» **Exercise details**:
Copy each line containing the word "οδηγού" from the records that follow, please.

** START OF Data for this task **

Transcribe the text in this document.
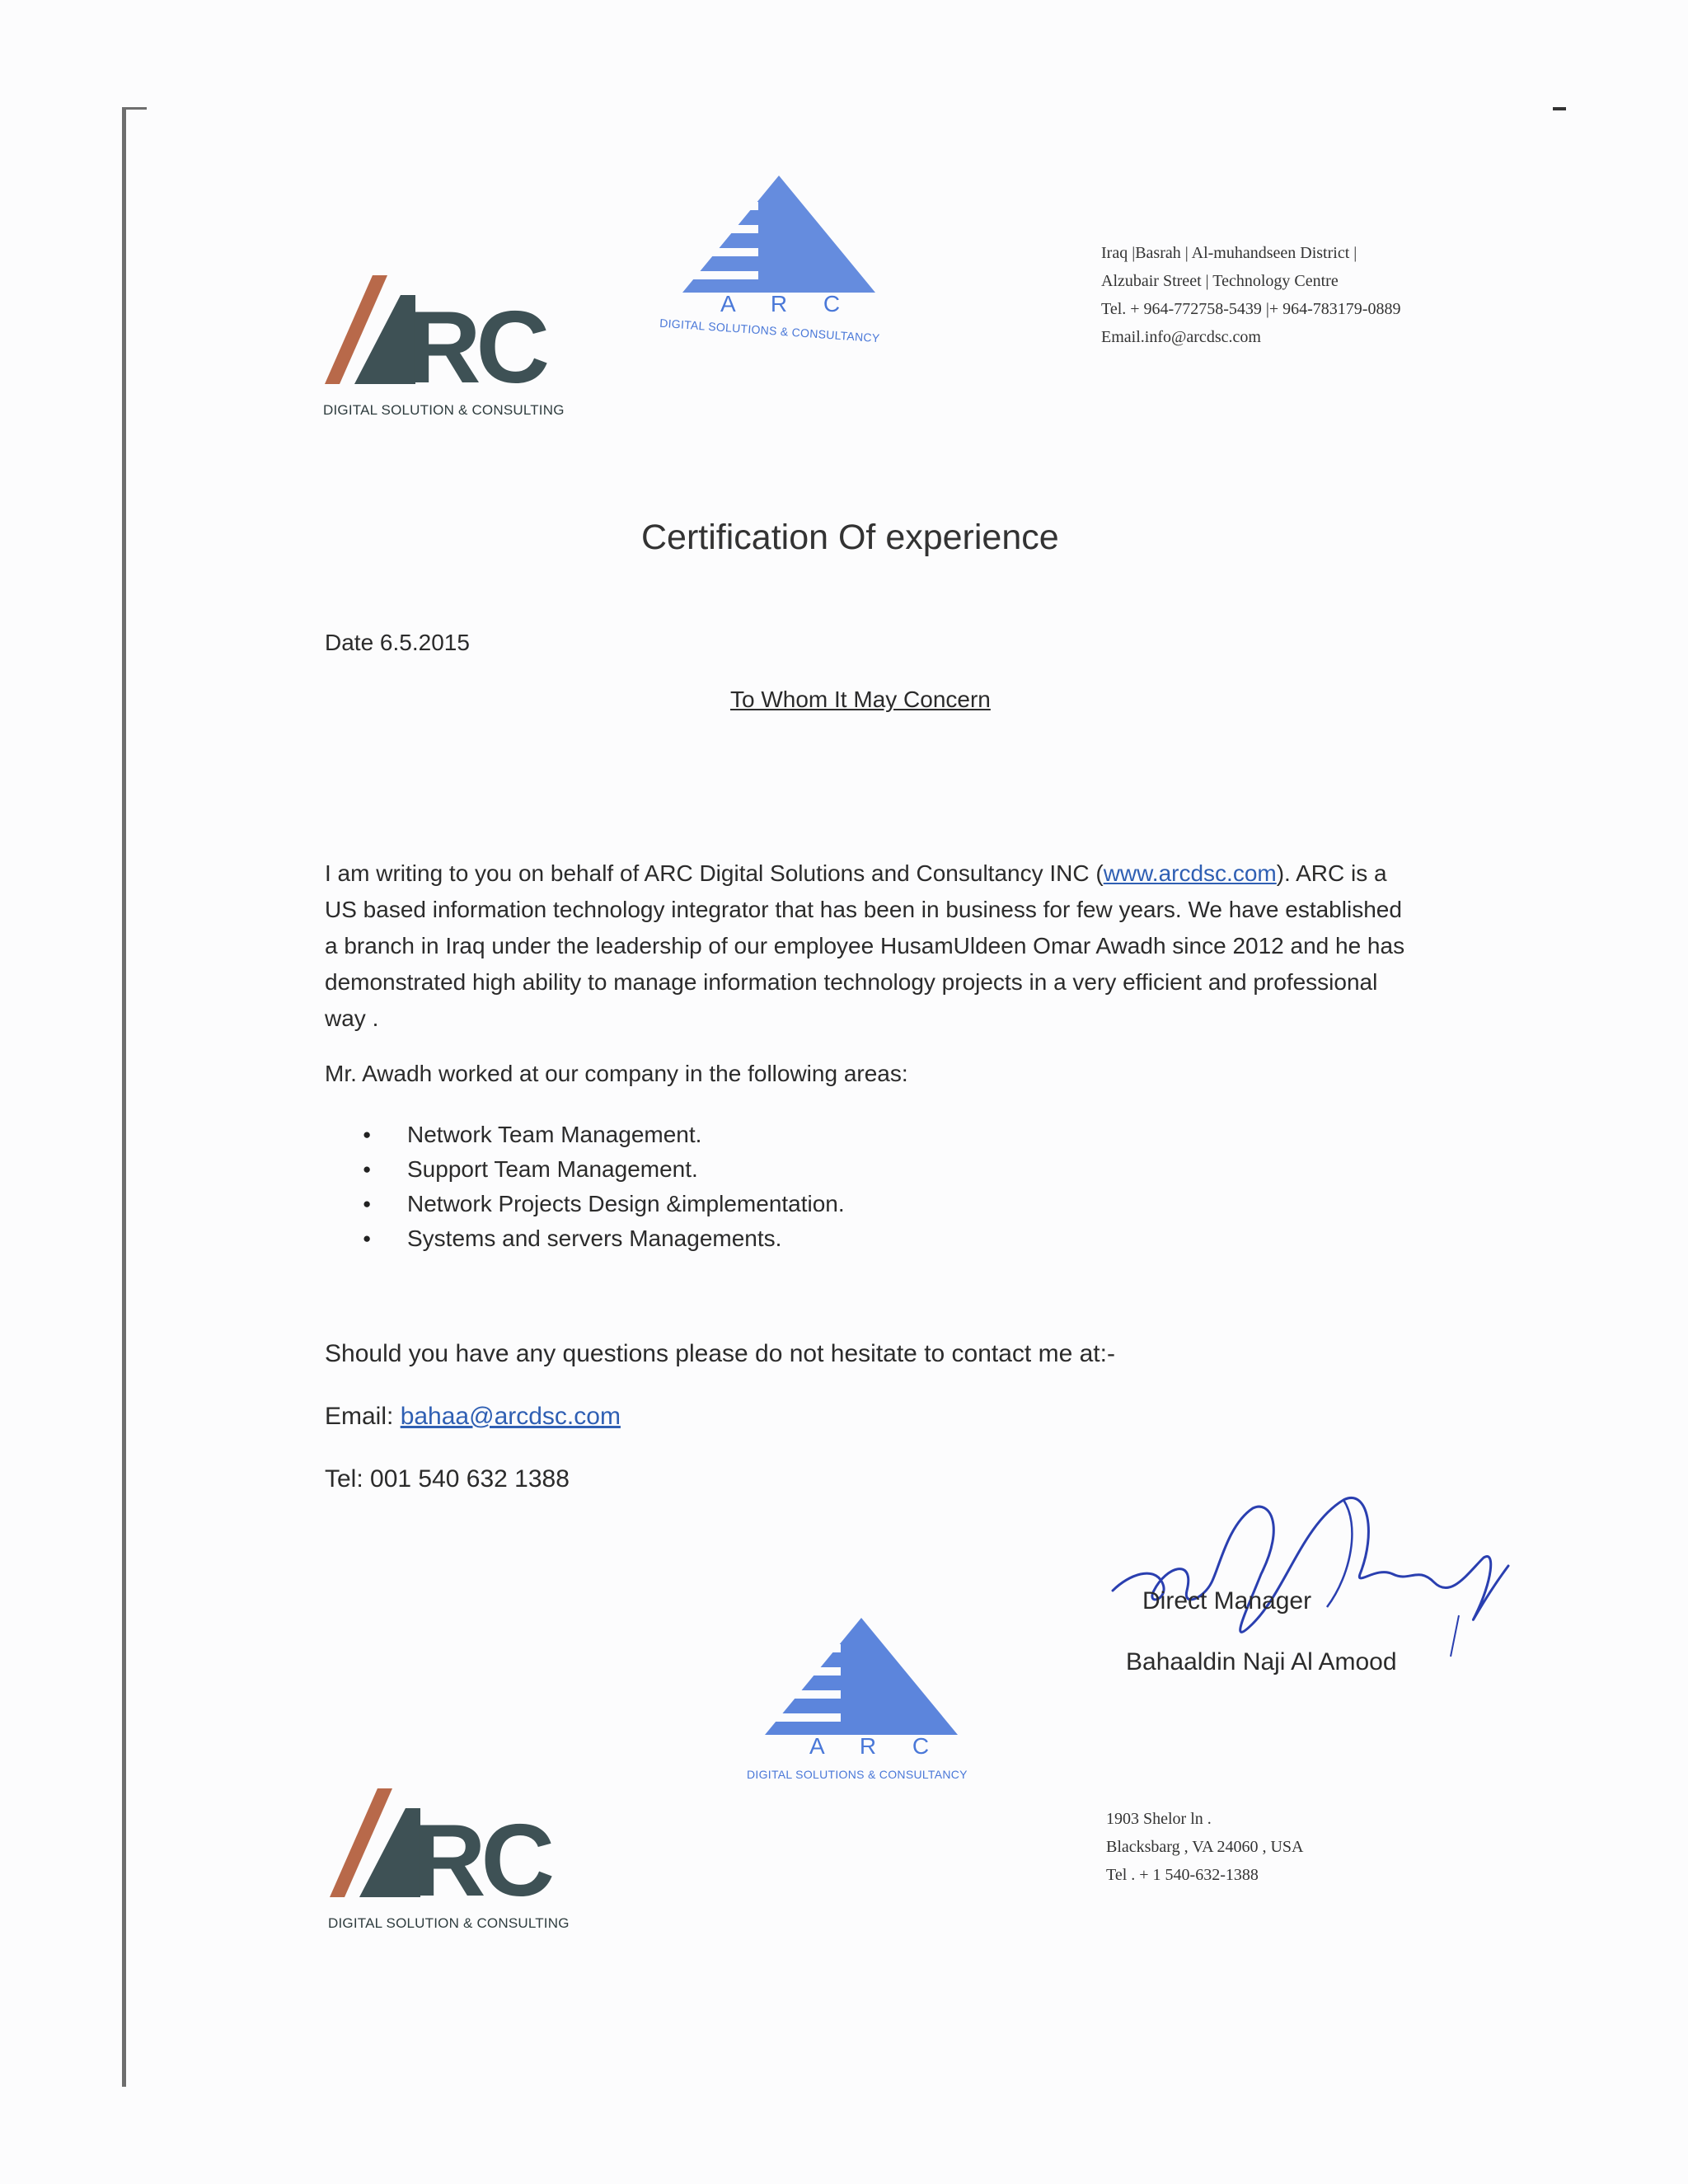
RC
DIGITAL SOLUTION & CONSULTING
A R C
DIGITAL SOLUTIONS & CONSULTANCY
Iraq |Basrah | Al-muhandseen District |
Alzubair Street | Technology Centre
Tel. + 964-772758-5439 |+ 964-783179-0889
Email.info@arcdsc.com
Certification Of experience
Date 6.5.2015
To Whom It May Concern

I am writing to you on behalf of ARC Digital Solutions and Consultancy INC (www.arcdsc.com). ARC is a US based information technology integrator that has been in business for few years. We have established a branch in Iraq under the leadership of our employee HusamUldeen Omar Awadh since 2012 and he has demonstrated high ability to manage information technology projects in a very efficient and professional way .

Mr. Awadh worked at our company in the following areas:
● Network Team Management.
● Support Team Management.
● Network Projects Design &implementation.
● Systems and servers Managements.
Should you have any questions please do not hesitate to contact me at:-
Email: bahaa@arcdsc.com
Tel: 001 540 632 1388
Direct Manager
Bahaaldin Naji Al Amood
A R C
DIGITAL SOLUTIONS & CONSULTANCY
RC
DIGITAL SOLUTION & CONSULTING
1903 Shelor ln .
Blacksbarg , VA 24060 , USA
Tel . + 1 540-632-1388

** END OF Data for this task **
** START OF Data for this task **

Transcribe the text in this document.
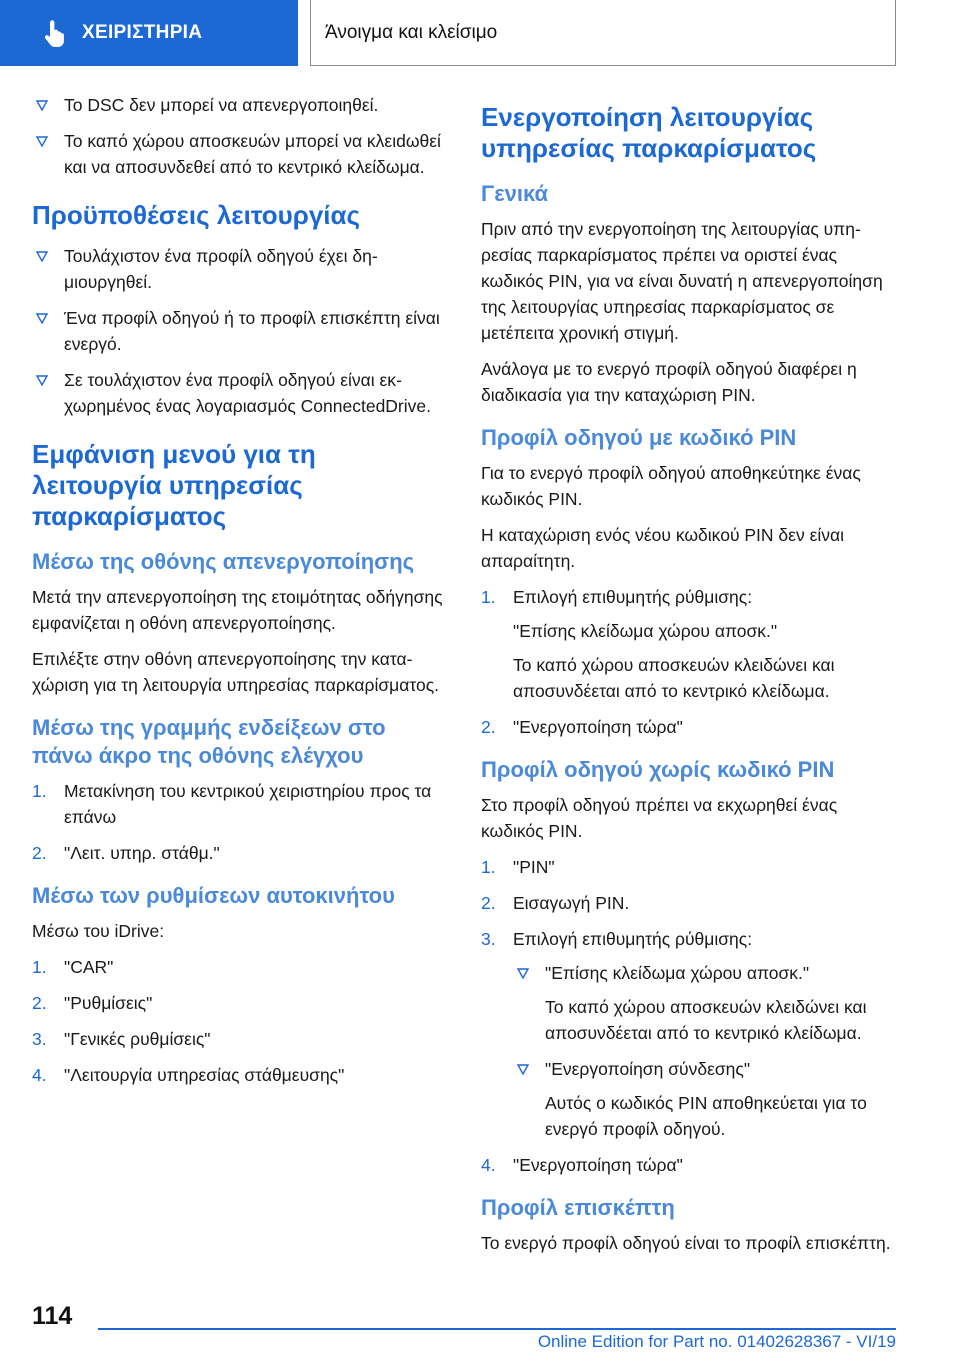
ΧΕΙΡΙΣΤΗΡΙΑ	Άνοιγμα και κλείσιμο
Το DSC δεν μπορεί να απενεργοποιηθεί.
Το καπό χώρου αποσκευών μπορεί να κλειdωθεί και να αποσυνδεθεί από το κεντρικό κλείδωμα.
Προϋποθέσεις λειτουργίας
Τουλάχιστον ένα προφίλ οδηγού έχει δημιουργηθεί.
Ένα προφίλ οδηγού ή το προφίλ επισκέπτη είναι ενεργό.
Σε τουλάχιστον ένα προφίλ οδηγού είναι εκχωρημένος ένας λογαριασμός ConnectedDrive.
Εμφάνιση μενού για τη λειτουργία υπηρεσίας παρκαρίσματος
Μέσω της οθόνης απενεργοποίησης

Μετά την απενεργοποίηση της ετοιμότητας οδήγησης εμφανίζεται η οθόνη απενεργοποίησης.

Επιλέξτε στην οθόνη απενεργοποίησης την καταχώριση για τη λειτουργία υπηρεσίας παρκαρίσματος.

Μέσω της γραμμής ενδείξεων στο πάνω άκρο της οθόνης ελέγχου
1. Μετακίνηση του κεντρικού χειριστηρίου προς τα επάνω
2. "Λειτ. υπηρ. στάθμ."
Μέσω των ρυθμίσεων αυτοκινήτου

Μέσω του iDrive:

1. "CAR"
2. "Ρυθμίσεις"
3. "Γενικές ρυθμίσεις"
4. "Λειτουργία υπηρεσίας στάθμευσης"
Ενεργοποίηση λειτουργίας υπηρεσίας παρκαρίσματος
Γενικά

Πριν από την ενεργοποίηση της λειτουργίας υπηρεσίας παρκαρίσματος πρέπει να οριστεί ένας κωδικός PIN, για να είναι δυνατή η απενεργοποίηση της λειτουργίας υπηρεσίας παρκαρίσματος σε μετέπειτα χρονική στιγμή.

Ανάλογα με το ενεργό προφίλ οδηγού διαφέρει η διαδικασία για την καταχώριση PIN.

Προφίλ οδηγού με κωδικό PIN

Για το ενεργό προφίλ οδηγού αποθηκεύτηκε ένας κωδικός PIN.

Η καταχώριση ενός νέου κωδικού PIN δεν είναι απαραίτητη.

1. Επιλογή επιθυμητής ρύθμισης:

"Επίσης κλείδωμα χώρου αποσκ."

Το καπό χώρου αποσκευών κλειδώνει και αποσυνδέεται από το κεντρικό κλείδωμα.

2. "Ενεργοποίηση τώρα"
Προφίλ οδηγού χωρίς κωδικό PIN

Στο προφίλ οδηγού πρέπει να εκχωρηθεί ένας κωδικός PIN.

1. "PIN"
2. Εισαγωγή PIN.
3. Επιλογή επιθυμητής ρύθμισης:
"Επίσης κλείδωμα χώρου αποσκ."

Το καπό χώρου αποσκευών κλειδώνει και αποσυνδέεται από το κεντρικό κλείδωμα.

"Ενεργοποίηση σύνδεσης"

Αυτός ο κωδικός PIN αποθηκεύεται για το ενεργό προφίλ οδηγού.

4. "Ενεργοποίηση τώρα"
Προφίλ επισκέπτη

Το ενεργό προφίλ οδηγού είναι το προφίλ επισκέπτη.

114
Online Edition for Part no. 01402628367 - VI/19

** END OF Data for this task **

» **Correct result**:
Τουλάχιστον ένα προφίλ οδηγού έχει δημιουργηθεί.
Ένα προφίλ οδηγού ή το προφίλ επισκέπτη είναι ενεργό.
Σε τουλάχιστον ένα προφίλ οδηγού είναι εκχωρημένος ένας λογαριασμός ConnectedDrive.
Ανάλογα με το ενεργό προφίλ οδηγού διαφέρει η διαδικασία για την καταχώριση PIN.
Προφίλ οδηγού με κωδικό PIN
Για το ενεργό προφίλ οδηγού αποθηκεύτηκε ένας κωδικός PIN.
Προφίλ οδηγού χωρίς κωδικό PIN
Στο προφίλ οδηγού πρέπει να εκχωρηθεί ένας κωδικός PIN.
Αυτός ο κωδικός PIN αποθηκεύεται για το ενεργό προφίλ οδηγού.
Το ενεργό προφίλ οδηγού είναι το προφίλ επισκέπτη.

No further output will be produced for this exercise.